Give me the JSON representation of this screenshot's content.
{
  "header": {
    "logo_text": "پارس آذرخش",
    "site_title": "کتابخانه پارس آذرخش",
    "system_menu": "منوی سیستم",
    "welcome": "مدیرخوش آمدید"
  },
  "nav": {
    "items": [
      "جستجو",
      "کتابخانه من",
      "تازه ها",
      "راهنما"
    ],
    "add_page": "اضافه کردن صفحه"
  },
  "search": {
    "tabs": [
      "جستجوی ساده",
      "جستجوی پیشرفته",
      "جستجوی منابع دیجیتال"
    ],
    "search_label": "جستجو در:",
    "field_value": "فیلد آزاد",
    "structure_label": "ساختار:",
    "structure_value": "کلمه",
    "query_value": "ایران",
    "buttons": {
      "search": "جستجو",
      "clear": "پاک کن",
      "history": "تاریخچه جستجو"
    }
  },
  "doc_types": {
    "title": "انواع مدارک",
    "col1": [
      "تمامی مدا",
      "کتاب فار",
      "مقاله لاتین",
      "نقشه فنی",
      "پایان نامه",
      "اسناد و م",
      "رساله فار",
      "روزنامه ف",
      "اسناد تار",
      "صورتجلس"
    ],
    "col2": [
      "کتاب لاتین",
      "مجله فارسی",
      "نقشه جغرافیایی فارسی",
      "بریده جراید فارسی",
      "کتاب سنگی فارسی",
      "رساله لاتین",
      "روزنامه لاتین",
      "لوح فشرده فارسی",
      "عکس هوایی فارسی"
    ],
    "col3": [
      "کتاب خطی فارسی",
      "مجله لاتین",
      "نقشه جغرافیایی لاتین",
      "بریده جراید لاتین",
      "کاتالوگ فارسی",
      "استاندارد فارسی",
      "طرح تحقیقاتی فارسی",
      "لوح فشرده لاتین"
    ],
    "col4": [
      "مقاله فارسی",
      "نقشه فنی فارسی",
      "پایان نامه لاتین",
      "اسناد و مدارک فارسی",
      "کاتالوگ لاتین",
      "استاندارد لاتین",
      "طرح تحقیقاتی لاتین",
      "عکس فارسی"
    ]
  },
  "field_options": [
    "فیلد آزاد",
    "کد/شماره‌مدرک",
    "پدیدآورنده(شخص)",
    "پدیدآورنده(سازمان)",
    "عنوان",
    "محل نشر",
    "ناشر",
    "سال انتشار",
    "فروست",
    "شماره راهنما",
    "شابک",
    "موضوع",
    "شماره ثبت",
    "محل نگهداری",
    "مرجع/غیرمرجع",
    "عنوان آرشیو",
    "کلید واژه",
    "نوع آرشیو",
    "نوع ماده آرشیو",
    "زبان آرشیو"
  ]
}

...

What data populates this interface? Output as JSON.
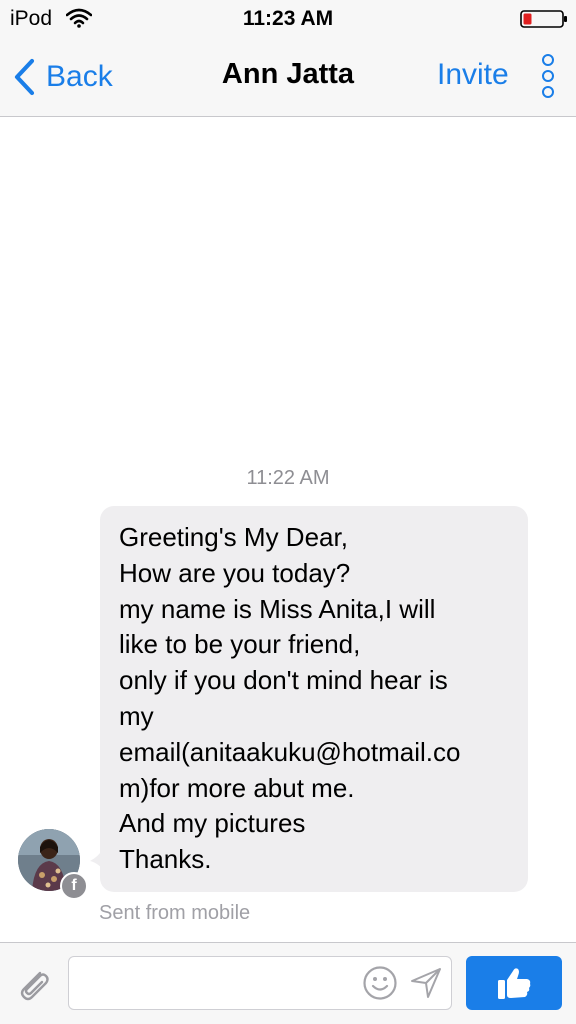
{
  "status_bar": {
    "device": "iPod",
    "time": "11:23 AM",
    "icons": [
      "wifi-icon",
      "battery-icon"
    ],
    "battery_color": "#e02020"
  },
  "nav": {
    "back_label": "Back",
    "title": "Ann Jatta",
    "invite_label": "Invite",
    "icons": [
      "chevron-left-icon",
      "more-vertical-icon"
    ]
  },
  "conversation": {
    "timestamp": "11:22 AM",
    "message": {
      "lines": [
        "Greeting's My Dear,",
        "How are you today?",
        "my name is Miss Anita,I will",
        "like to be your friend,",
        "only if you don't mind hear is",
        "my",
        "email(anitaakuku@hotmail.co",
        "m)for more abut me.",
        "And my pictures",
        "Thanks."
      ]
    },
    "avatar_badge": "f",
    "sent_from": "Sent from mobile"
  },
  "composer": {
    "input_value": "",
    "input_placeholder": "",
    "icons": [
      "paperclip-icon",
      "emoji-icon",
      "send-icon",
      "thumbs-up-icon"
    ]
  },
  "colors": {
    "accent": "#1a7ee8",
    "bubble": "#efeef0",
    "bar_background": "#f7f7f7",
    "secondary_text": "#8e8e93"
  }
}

## WHAT THIS TASK INVOLVES
Pick out and copy the lines of the material that include the word "آذرخش".

## RESULT BELOW
    "logo_text": "پارس آذرخش",
    "site_title": "کتابخانه پارس آذرخش",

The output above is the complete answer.